— START —

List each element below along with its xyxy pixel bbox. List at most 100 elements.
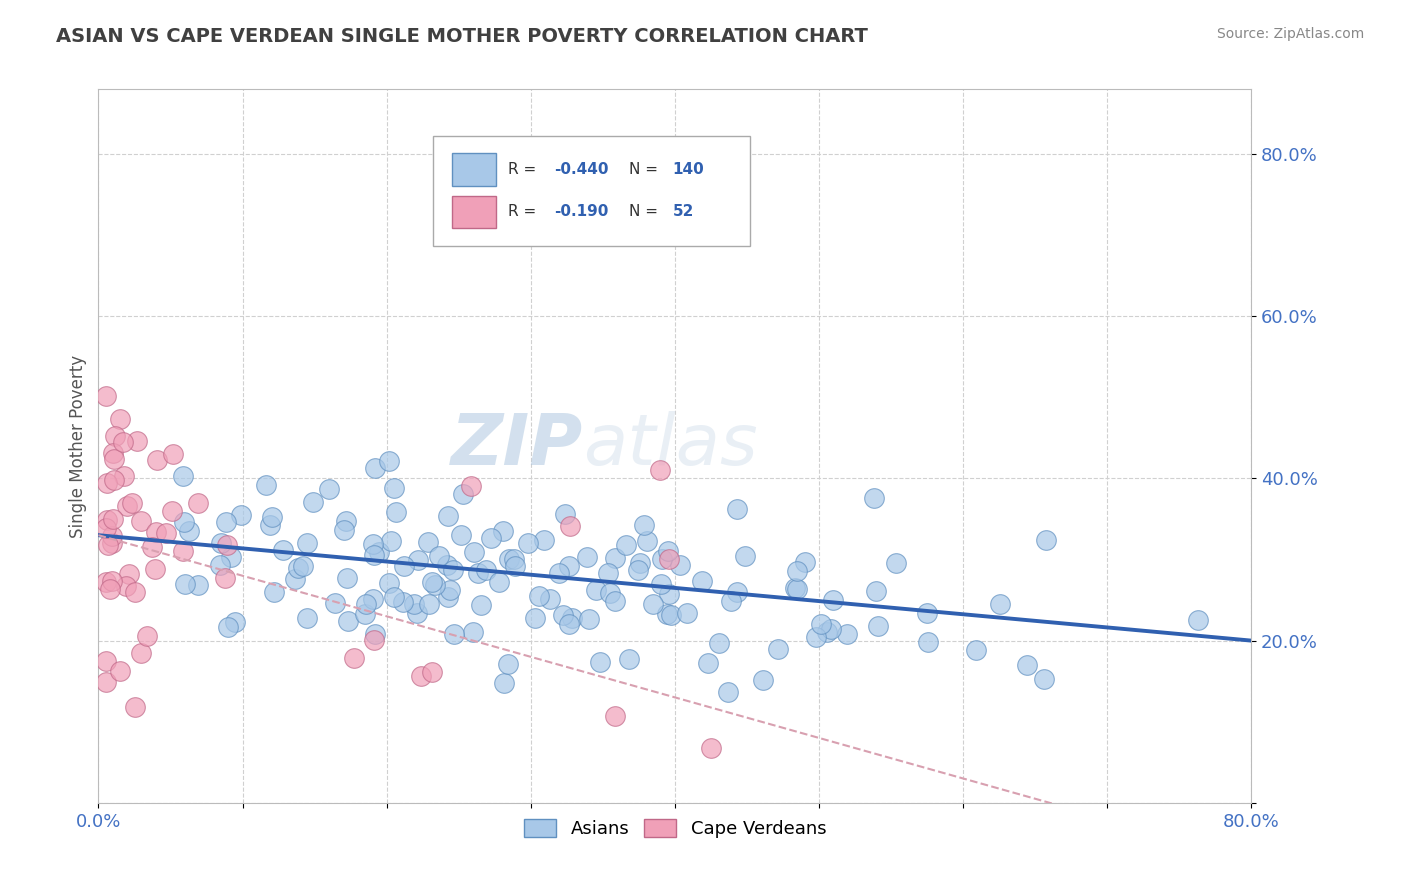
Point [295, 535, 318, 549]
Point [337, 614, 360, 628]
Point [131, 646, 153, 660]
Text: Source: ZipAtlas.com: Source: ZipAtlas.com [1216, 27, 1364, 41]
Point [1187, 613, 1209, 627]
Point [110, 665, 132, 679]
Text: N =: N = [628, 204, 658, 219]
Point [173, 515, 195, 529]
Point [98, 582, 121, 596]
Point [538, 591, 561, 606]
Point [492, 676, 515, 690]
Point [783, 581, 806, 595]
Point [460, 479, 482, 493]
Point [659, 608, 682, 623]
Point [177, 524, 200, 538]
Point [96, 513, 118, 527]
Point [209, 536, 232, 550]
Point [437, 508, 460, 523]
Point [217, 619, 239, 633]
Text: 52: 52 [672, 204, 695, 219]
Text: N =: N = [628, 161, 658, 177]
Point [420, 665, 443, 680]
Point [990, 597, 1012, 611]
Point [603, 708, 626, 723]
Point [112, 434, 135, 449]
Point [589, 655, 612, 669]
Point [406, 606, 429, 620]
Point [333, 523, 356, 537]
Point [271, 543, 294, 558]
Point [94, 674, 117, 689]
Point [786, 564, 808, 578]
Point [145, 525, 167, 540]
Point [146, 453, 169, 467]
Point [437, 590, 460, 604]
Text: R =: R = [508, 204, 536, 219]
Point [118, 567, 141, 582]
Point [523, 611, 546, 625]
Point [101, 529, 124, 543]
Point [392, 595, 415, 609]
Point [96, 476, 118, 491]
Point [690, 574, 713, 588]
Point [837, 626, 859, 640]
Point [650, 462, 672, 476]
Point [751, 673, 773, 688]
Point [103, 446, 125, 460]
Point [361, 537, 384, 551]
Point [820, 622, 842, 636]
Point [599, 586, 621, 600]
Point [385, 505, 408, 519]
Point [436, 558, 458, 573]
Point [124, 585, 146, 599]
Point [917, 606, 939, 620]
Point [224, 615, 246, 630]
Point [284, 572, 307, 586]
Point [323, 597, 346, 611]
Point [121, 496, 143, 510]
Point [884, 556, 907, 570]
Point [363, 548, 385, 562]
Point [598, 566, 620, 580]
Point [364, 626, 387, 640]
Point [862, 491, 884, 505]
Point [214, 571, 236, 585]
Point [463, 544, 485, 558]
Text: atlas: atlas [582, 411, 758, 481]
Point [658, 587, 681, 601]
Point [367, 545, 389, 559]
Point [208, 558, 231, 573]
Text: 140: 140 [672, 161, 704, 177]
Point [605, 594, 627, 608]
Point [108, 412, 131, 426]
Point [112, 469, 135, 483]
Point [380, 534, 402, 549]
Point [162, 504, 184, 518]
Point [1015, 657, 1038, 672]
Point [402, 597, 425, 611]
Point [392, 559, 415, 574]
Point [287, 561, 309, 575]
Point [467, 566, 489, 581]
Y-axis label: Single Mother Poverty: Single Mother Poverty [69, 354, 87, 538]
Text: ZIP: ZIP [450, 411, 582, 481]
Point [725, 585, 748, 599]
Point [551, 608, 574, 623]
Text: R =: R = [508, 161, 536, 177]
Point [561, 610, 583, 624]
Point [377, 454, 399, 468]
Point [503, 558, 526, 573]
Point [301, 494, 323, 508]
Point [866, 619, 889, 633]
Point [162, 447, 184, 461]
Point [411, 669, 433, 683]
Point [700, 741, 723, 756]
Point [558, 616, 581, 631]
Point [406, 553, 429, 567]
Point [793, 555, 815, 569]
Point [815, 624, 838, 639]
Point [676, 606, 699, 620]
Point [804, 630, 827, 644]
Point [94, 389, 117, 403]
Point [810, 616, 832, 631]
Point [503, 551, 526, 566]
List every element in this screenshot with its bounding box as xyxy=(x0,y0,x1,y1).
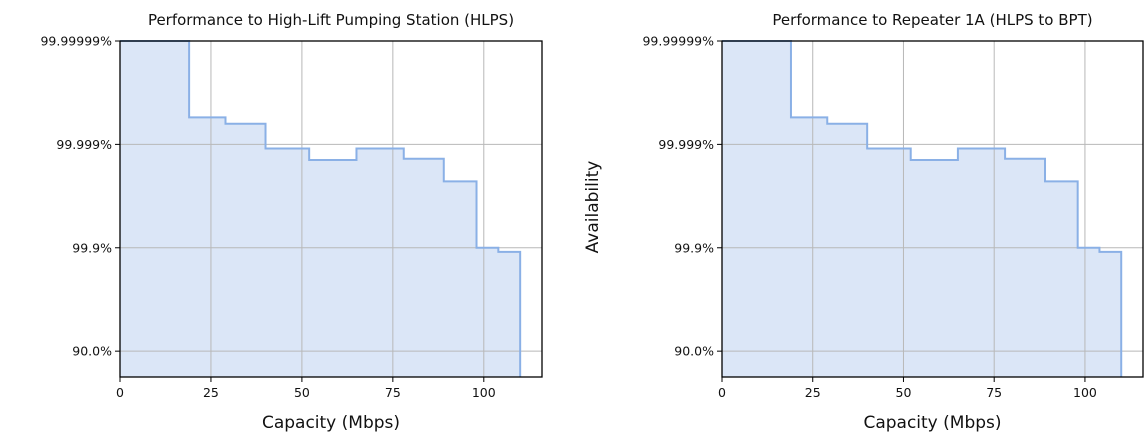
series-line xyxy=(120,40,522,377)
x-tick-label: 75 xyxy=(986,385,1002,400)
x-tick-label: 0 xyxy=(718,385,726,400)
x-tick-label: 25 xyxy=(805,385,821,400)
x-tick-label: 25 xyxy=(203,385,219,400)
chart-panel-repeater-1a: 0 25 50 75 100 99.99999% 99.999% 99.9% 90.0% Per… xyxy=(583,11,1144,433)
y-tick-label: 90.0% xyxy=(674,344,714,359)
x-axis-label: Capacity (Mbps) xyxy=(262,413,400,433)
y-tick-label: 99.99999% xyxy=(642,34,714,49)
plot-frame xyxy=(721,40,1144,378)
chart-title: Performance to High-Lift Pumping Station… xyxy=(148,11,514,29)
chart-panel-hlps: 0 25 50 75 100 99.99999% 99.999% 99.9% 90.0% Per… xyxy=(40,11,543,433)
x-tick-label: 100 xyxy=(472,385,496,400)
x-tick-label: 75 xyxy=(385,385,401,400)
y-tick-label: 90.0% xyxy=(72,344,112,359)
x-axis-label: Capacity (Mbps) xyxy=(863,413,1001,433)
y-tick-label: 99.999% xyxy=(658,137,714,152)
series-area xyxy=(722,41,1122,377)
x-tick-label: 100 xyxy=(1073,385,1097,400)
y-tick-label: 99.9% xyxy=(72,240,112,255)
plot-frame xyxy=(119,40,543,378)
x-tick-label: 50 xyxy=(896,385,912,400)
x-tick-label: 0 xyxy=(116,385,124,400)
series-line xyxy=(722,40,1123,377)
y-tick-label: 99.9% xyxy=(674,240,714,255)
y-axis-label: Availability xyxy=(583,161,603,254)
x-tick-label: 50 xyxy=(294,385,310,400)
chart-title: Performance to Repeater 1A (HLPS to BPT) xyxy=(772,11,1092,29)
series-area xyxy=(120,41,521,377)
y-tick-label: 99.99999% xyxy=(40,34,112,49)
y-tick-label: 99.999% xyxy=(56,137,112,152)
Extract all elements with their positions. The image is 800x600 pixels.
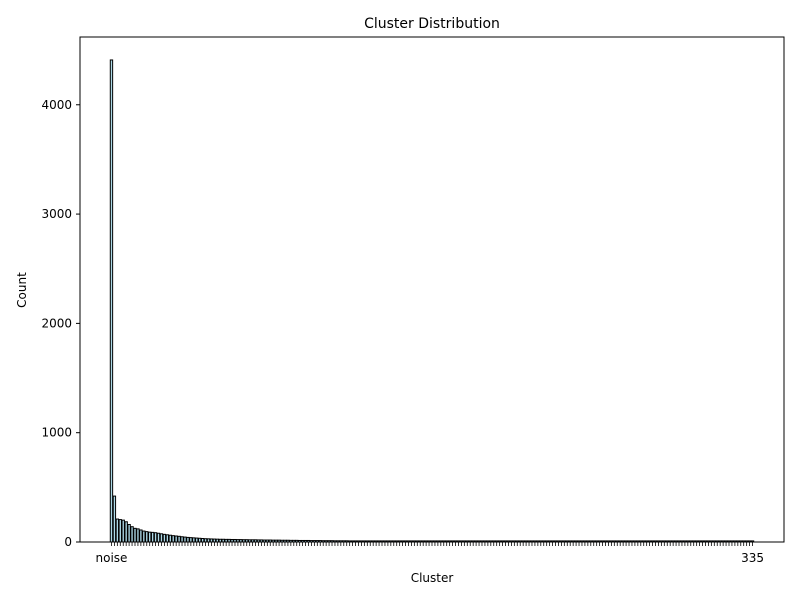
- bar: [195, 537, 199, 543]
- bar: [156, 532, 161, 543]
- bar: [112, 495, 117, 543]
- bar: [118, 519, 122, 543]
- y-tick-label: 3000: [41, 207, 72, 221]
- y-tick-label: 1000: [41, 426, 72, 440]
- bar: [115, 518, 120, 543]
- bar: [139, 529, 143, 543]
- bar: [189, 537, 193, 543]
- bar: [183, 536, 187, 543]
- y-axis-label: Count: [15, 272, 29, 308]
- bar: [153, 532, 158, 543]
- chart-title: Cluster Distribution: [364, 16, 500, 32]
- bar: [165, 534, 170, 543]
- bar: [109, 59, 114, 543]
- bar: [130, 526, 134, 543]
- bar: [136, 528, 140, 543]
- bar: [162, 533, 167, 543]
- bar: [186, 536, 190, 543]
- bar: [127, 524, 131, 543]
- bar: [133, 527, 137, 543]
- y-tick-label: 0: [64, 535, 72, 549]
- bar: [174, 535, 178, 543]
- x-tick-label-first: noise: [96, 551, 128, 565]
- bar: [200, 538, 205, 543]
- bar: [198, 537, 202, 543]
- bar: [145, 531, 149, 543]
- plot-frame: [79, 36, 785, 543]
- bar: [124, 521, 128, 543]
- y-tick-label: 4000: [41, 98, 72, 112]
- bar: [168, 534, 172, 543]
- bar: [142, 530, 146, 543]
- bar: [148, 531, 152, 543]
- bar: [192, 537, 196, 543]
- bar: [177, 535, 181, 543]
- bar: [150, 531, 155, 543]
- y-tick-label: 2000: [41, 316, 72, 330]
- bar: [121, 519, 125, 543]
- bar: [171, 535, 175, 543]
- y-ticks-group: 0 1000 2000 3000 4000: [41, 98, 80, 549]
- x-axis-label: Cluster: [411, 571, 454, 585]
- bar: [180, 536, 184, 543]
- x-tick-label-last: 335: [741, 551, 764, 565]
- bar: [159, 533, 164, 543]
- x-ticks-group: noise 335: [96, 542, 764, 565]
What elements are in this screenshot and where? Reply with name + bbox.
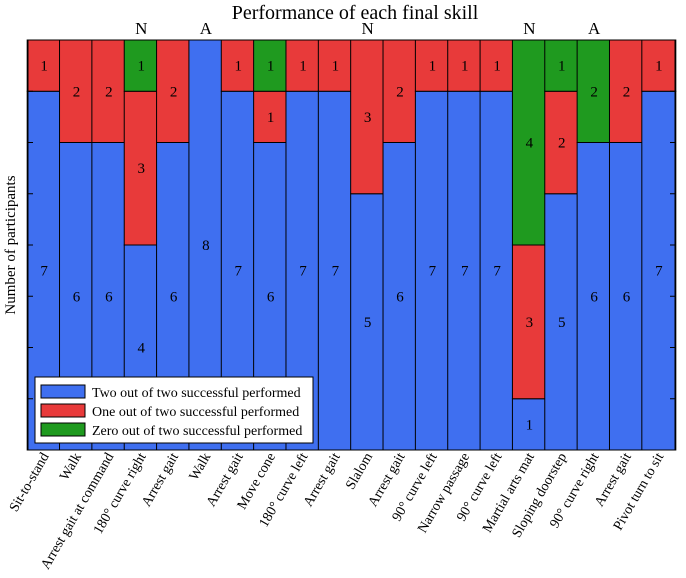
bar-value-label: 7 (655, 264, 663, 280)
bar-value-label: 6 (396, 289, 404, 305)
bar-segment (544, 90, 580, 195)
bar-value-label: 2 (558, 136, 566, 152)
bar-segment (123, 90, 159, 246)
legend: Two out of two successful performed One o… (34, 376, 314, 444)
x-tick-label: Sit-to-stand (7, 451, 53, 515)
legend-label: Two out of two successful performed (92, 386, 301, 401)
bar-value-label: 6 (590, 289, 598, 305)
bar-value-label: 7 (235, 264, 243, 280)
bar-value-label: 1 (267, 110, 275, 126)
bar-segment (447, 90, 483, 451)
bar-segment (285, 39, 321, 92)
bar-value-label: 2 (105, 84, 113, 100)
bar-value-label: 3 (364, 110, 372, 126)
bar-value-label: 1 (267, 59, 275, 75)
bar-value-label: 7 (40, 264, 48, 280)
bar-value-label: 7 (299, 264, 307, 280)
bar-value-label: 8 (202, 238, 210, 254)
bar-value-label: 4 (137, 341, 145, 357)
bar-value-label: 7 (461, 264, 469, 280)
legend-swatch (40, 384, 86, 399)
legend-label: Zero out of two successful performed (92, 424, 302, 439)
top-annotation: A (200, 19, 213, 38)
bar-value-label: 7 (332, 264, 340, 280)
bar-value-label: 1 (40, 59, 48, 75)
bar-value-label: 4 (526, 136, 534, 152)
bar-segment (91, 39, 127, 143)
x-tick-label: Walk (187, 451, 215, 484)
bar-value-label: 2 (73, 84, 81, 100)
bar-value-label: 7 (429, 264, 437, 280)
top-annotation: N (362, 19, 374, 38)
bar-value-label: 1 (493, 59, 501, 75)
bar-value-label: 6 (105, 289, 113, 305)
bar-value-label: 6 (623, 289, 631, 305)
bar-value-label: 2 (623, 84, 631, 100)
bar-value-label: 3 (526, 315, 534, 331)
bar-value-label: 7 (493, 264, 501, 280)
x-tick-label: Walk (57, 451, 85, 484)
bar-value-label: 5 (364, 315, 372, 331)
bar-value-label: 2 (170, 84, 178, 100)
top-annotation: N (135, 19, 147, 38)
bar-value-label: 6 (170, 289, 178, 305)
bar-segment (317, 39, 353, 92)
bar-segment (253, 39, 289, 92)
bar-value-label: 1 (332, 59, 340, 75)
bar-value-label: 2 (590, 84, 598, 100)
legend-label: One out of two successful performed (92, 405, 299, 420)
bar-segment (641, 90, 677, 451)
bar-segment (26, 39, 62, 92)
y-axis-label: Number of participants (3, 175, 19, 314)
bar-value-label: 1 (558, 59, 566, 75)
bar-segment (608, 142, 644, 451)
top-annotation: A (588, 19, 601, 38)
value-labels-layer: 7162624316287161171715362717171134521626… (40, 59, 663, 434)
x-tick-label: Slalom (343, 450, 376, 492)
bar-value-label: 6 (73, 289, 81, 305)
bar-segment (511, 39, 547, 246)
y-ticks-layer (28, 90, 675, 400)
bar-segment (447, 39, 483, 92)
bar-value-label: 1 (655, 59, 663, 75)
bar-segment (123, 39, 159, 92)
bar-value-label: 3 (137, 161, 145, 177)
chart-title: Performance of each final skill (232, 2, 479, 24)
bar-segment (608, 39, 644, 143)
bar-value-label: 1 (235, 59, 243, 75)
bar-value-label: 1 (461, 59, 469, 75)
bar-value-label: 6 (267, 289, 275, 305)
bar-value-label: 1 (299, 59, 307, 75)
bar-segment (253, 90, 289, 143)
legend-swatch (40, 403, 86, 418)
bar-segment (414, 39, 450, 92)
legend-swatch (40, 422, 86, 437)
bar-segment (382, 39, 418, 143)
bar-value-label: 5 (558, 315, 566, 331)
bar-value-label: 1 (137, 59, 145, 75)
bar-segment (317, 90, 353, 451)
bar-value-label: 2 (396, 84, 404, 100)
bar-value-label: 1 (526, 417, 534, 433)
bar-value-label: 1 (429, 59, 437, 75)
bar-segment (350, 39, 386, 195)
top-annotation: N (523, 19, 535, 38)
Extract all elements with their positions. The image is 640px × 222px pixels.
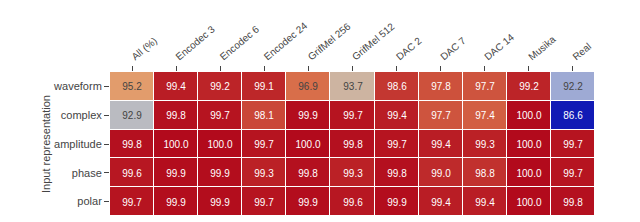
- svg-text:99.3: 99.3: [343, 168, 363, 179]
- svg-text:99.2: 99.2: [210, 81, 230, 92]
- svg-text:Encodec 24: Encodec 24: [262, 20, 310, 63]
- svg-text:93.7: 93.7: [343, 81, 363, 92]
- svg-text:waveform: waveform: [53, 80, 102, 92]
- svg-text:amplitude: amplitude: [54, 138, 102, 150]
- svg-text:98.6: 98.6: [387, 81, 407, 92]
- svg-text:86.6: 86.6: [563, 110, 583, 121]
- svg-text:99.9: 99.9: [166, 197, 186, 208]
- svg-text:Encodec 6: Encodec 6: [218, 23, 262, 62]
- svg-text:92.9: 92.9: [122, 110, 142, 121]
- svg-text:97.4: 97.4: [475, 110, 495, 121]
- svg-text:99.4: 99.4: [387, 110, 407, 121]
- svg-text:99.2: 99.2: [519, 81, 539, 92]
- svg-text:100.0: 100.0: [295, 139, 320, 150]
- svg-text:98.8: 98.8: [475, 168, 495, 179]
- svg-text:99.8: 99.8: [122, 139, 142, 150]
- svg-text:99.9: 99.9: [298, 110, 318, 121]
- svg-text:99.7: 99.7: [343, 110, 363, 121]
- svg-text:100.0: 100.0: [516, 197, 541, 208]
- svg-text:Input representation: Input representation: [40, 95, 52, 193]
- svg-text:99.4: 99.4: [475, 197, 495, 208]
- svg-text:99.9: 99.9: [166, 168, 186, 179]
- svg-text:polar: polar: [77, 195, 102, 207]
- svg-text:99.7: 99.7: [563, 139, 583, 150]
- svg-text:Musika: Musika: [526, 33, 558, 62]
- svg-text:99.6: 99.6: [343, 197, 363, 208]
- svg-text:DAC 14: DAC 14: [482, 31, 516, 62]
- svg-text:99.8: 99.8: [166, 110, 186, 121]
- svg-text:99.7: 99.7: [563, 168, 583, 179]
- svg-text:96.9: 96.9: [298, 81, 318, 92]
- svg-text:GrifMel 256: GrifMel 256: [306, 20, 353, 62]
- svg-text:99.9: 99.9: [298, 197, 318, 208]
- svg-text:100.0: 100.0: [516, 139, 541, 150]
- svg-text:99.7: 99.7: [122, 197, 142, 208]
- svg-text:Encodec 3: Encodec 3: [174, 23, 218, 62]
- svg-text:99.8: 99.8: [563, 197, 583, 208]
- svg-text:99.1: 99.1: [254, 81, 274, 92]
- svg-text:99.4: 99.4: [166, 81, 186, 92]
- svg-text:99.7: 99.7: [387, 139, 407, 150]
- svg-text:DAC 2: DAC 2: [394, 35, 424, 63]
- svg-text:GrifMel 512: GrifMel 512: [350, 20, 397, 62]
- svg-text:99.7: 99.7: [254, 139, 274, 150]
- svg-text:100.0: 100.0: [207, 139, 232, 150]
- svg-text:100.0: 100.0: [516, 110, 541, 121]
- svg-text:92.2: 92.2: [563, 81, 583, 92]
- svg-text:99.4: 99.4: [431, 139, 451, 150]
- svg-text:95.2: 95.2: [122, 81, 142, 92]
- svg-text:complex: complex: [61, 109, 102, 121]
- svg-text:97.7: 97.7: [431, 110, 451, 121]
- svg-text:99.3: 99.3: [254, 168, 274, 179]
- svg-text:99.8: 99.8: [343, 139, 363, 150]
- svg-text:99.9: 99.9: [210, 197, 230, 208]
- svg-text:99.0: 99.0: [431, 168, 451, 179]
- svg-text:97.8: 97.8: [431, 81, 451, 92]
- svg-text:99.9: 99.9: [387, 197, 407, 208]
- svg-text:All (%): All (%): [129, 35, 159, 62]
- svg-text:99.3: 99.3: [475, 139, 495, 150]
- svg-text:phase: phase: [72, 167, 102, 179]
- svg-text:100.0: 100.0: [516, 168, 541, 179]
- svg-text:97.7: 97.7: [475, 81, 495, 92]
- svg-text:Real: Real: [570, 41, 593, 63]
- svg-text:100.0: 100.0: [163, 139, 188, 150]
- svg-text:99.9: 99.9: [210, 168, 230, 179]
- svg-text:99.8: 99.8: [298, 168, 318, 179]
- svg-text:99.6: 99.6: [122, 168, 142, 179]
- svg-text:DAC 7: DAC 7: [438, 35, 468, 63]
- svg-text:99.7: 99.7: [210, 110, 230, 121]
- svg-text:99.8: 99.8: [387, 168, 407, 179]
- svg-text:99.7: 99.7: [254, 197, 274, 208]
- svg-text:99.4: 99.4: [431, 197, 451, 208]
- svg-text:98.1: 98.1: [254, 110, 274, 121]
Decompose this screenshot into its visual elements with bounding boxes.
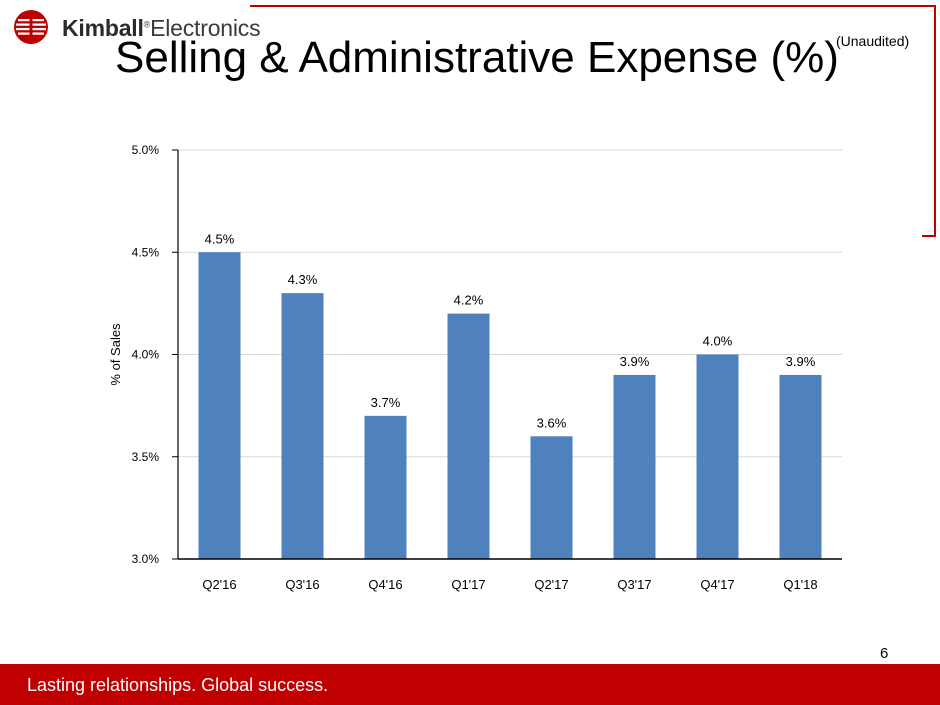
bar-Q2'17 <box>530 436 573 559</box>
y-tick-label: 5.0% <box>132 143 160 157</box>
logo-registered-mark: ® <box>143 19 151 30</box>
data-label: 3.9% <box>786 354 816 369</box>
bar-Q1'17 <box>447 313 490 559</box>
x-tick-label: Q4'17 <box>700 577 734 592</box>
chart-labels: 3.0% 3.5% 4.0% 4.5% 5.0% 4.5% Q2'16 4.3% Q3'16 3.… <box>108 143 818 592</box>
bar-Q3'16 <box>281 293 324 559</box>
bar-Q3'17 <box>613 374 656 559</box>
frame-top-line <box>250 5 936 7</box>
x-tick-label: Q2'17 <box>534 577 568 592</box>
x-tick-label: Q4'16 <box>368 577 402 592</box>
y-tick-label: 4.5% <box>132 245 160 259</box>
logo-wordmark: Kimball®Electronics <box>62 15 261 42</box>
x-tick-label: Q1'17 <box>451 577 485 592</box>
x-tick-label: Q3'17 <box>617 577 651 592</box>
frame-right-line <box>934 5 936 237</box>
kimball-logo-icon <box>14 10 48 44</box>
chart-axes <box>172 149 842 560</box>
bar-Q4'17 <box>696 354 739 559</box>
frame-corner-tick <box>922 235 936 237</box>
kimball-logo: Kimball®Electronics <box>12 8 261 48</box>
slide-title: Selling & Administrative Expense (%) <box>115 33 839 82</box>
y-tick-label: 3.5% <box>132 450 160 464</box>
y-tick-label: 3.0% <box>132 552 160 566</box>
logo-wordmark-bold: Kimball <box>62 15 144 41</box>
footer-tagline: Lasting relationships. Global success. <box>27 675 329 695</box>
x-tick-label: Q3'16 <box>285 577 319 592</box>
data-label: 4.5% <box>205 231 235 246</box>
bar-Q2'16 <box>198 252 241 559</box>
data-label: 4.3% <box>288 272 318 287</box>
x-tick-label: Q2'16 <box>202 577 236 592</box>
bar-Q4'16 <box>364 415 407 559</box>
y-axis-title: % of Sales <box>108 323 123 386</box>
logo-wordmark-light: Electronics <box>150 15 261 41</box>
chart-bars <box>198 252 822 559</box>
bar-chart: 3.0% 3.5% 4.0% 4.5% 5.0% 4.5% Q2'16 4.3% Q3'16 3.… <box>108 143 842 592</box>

— END —

**WHAT IS ASKED**
Could you reproduce, character for character, the lines of the data above between the line holding "- bar: [195, 537, 199, 543]" and the line holding "What elements are", inclusive?

**THE OUTPUT**
- bar: [195, 537, 199, 543]
- bar: [156, 532, 161, 543]
- bar: [112, 495, 117, 543]
- bar: [118, 519, 122, 543]
- y-tick-label: 3000: [41, 207, 72, 221]
- y-tick-label: 1000: [41, 426, 72, 440]
- bar: [115, 518, 120, 543]
- bar: [139, 529, 143, 543]
- bar: [189, 537, 193, 543]
- bar: [183, 536, 187, 543]
- y-axis-label: Count: [15, 272, 29, 308]
- bar: [153, 532, 158, 543]
- chart-title: Cluster Distribution: [364, 16, 500, 32]
- bar: [165, 534, 170, 543]
- bar: [109, 59, 114, 543]
- bar: [130, 526, 134, 543]
- bar: [136, 528, 140, 543]
- bar: [162, 533, 167, 543]
- bar: [186, 536, 190, 543]
- bar: [127, 524, 131, 543]
- bar: [133, 527, 137, 543]
- y-tick-label: 0: [64, 535, 72, 549]
- bar: [174, 535, 178, 543]
- x-tick-label-first: noise: [96, 551, 128, 565]
- bar: [200, 538, 205, 543]
- bar: [198, 537, 202, 543]
- bar: [145, 531, 149, 543]
- plot-frame: [79, 36, 785, 543]
- bar: [124, 521, 128, 543]
- y-tick-label: 4000: [41, 98, 72, 112]
- bar: [168, 534, 172, 543]
- bar: [142, 530, 146, 543]
- bar: [148, 531, 152, 543]
- bar: [192, 537, 196, 543]
- bar: [177, 535, 181, 543]
- bar: [150, 531, 155, 543]
- y-tick-label: 2000: [41, 316, 72, 330]
- bar: [121, 519, 125, 543]
- bar: [171, 535, 175, 543]
- y-ticks-group: 0 1000 2000 3000 4000: [41, 98, 80, 549]
- x-axis-label: Cluster: [411, 571, 454, 585]
- bar: [180, 536, 184, 543]
- x-tick-label-last: 335: [741, 551, 764, 565]
- bar: [159, 533, 164, 543]
- x-ticks-group: noise 335: [96, 542, 764, 565]
What elements are in this screenshot and where? Reply with name + bbox.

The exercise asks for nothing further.